_What is expected_
The reply should consist of one number, the count of lines below in which the word "gametes" appears.

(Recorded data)
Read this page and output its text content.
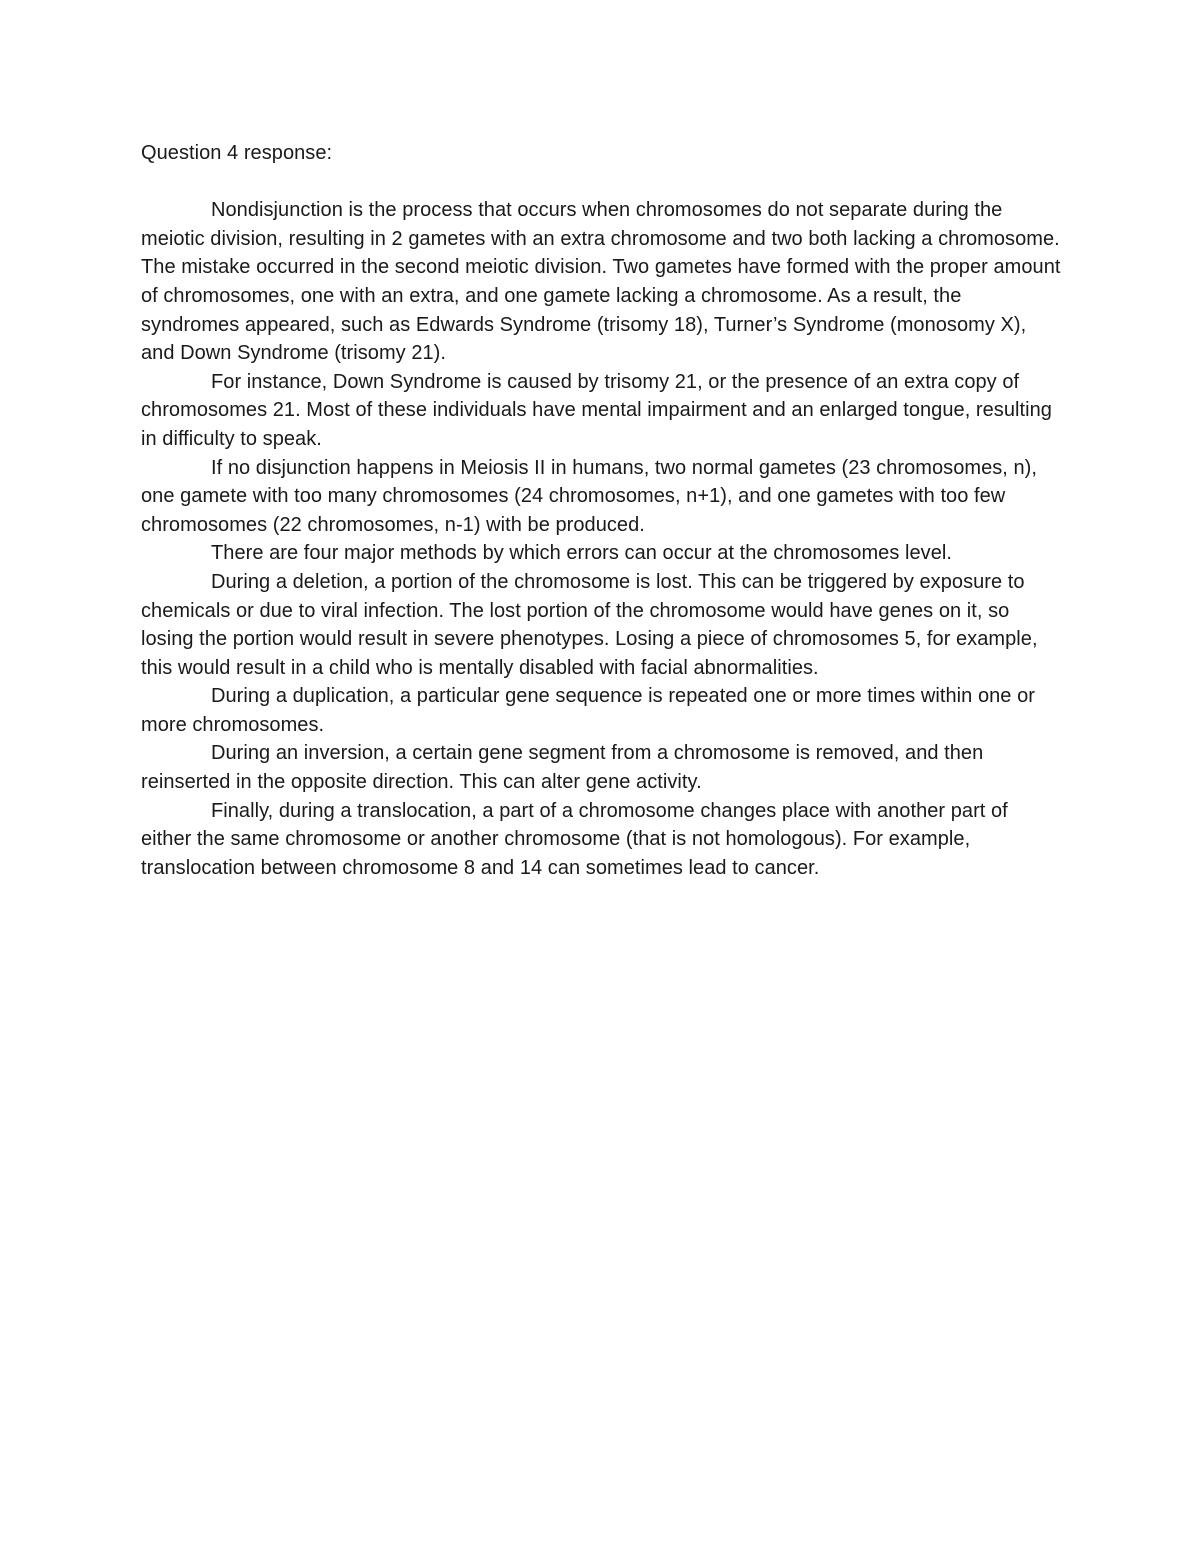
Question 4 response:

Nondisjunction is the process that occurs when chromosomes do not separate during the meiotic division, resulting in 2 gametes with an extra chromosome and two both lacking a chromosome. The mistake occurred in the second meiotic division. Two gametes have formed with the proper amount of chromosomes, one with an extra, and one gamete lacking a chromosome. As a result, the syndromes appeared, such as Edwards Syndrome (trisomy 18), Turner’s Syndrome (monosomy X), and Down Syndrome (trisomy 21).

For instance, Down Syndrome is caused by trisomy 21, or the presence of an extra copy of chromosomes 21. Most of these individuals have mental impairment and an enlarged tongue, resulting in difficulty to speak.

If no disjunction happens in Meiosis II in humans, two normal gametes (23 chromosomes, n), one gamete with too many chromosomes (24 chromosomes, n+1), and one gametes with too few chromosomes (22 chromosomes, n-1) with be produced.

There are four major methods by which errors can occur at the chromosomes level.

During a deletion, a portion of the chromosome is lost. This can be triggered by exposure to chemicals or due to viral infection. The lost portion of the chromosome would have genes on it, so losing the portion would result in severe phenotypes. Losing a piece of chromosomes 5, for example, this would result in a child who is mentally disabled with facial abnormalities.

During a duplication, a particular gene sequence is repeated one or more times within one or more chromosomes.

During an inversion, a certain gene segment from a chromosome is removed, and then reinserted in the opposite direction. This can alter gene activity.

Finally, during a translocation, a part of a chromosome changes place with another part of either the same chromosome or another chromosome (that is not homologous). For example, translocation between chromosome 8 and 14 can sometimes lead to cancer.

_Expected answer_
2